▶ **TASK TO COMPLETE**:
Copy all of the material below exactly.

▶ **INPUT RECORDS**:
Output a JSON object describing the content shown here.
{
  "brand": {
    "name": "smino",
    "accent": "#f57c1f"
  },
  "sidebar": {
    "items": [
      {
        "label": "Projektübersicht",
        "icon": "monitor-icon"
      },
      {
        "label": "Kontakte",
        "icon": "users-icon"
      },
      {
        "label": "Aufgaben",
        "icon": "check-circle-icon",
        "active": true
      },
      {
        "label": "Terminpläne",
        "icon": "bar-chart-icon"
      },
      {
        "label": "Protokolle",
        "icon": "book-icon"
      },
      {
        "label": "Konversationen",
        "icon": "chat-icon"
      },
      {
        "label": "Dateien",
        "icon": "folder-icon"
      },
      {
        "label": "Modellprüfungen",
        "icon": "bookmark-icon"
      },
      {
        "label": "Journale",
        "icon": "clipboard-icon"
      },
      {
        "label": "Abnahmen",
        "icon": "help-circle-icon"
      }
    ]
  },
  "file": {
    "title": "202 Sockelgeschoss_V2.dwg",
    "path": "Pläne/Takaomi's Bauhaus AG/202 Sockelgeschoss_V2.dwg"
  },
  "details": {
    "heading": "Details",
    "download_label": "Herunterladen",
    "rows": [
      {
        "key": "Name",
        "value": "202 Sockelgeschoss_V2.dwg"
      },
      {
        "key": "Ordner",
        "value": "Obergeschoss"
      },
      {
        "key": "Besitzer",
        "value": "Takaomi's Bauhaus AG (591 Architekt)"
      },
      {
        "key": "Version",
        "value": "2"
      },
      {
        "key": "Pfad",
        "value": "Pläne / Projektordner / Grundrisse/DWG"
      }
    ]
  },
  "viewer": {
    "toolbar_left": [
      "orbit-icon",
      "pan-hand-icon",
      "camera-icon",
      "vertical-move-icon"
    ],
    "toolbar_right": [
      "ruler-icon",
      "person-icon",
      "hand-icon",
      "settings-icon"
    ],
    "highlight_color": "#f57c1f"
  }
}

▶ **FINISHED TASK**:
Output a JSON object describing the content shown here.
{
  "brand": {
    "name": "smino",
    "accent": "#f57c1f"
  },
  "sidebar": {
    "items": [
      {
        "label": "Projektübersicht",
        "icon": "monitor-icon"
      },
      {
        "label": "Kontakte",
        "icon": "users-icon"
      },
      {
        "label": "Aufgaben",
        "icon": "check-circle-icon",
        "active": true
      },
      {
        "label": "Terminpläne",
        "icon": "bar-chart-icon"
      },
      {
        "label": "Protokolle",
        "icon": "book-icon"
      },
      {
        "label": "Konversationen",
        "icon": "chat-icon"
      },
      {
        "label": "Dateien",
        "icon": "folder-icon"
      },
      {
        "label": "Modellprüfungen",
        "icon": "bookmark-icon"
      },
      {
        "label": "Journale",
        "icon": "clipboard-icon"
      },
      {
        "label": "Abnahmen",
        "icon": "help-circle-icon"
      }
    ]
  },
  "file": {
    "title": "202 Sockelgeschoss_V2.dwg",
    "path": "Pläne/Takaomi's Bauhaus AG/202 Sockelgeschoss_V2.dwg"
  },
  "details": {
    "heading": "Details",
    "download_label": "Herunterladen",
    "rows": [
      {
        "key": "Name",
        "value": "202 Sockelgeschoss_V2.dwg"
      },
      {
        "key": "Ordner",
        "value": "Obergeschoss"
      },
      {
        "key": "Besitzer",
        "value": "Takaomi's Bauhaus AG (591 Architekt)"
      },
      {
        "key": "Version",
        "value": "2"
      },
      {
        "key": "Pfad",
        "value": "Pläne / Projektordner / Grundrisse/DWG"
      }
    ]
  },
  "viewer": {
    "toolbar_left": [
      "orbit-icon",
      "pan-hand-icon",
      "camera-icon",
      "vertical-move-icon"
    ],
    "toolbar_right": [
      "ruler-icon",
      "person-icon",
      "hand-icon",
      "settings-icon"
    ],
    "highlight_color": "#f57c1f"
  }
}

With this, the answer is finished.